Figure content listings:
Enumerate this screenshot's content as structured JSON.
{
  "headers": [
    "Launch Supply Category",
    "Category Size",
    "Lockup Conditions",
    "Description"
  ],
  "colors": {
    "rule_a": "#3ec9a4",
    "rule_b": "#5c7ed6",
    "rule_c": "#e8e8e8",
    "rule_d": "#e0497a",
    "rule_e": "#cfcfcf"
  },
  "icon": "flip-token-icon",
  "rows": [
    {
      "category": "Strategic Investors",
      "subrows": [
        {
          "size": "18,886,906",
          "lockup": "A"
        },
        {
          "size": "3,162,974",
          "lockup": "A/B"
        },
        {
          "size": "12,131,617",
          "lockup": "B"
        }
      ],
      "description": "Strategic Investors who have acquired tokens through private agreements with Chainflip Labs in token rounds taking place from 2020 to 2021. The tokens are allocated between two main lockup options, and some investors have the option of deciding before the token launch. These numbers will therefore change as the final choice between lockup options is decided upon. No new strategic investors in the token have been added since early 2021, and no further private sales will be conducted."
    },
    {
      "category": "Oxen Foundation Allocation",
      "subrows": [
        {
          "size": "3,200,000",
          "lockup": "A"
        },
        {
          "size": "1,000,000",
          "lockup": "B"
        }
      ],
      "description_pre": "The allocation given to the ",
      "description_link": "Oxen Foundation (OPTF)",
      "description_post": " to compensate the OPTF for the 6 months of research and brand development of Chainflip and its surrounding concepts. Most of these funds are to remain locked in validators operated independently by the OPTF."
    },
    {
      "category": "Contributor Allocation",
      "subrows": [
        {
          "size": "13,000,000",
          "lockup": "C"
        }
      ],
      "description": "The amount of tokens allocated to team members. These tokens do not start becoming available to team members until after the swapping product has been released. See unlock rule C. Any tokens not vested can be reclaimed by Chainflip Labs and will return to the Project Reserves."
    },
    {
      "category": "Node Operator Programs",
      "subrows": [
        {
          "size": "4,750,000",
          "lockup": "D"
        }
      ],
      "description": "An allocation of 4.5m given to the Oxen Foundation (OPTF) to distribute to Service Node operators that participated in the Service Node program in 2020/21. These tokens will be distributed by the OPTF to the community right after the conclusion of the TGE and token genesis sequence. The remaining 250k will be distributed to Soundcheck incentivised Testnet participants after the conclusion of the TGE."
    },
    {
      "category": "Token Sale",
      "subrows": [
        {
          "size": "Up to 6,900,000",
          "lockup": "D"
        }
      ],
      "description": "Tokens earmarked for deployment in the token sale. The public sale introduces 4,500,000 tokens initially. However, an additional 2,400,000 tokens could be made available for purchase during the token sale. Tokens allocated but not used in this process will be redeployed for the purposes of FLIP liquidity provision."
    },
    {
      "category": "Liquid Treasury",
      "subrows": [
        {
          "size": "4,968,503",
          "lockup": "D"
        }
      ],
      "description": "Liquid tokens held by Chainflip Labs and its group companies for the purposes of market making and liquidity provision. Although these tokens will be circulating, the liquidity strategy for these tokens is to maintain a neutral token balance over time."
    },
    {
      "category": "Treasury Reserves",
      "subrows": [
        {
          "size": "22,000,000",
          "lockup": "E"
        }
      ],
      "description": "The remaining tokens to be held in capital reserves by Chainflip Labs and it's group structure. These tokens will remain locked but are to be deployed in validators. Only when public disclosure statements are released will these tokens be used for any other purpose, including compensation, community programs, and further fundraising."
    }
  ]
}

Exercise requirements:
From the first line to the last, copy the data exactly.

Solution:
Enumerate this screenshot's content as structured JSON.
{
  "headers": [
    "Launch Supply Category",
    "Category Size",
    "Lockup Conditions",
    "Description"
  ],
  "colors": {
    "rule_a": "#3ec9a4",
    "rule_b": "#5c7ed6",
    "rule_c": "#e8e8e8",
    "rule_d": "#e0497a",
    "rule_e": "#cfcfcf"
  },
  "icon": "flip-token-icon",
  "rows": [
    {
      "category": "Strategic Investors",
      "subrows": [
        {
          "size": "18,886,906",
          "lockup": "A"
        },
        {
          "size": "3,162,974",
          "lockup": "A/B"
        },
        {
          "size": "12,131,617",
          "lockup": "B"
        }
      ],
      "description": "Strategic Investors who have acquired tokens through private agreements with Chainflip Labs in token rounds taking place from 2020 to 2021. The tokens are allocated between two main lockup options, and some investors have the option of deciding before the token launch. These numbers will therefore change as the final choice between lockup options is decided upon. No new strategic investors in the token have been added since early 2021, and no further private sales will be conducted."
    },
    {
      "category": "Oxen Foundation Allocation",
      "subrows": [
        {
          "size": "3,200,000",
          "lockup": "A"
        },
        {
          "size": "1,000,000",
          "lockup": "B"
        }
      ],
      "description_pre": "The allocation given to the ",
      "description_link": "Oxen Foundation (OPTF)",
      "description_post": " to compensate the OPTF for the 6 months of research and brand development of Chainflip and its surrounding concepts. Most of these funds are to remain locked in validators operated independently by the OPTF."
    },
    {
      "category": "Contributor Allocation",
      "subrows": [
        {
          "size": "13,000,000",
          "lockup": "C"
        }
      ],
      "description": "The amount of tokens allocated to team members. These tokens do not start becoming available to team members until after the swapping product has been released. See unlock rule C. Any tokens not vested can be reclaimed by Chainflip Labs and will return to the Project Reserves."
    },
    {
      "category": "Node Operator Programs",
      "subrows": [
        {
          "size": "4,750,000",
          "lockup": "D"
        }
      ],
      "description": "An allocation of 4.5m given to the Oxen Foundation (OPTF) to distribute to Service Node operators that participated in the Service Node program in 2020/21. These tokens will be distributed by the OPTF to the community right after the conclusion of the TGE and token genesis sequence. The remaining 250k will be distributed to Soundcheck incentivised Testnet participants after the conclusion of the TGE."
    },
    {
      "category": "Token Sale",
      "subrows": [
        {
          "size": "Up to 6,900,000",
          "lockup": "D"
        }
      ],
      "description": "Tokens earmarked for deployment in the token sale. The public sale introduces 4,500,000 tokens initially. However, an additional 2,400,000 tokens could be made available for purchase during the token sale. Tokens allocated but not used in this process will be redeployed for the purposes of FLIP liquidity provision."
    },
    {
      "category": "Liquid Treasury",
      "subrows": [
        {
          "size": "4,968,503",
          "lockup": "D"
        }
      ],
      "description": "Liquid tokens held by Chainflip Labs and its group companies for the purposes of market making and liquidity provision. Although these tokens will be circulating, the liquidity strategy for these tokens is to maintain a neutral token balance over time."
    },
    {
      "category": "Treasury Reserves",
      "subrows": [
        {
          "size": "22,000,000",
          "lockup": "E"
        }
      ],
      "description": "The remaining tokens to be held in capital reserves by Chainflip Labs and it's group structure. These tokens will remain locked but are to be deployed in validators. Only when public disclosure statements are released will these tokens be used for any other purpose, including compensation, community programs, and further fundraising."
    }
  ]
}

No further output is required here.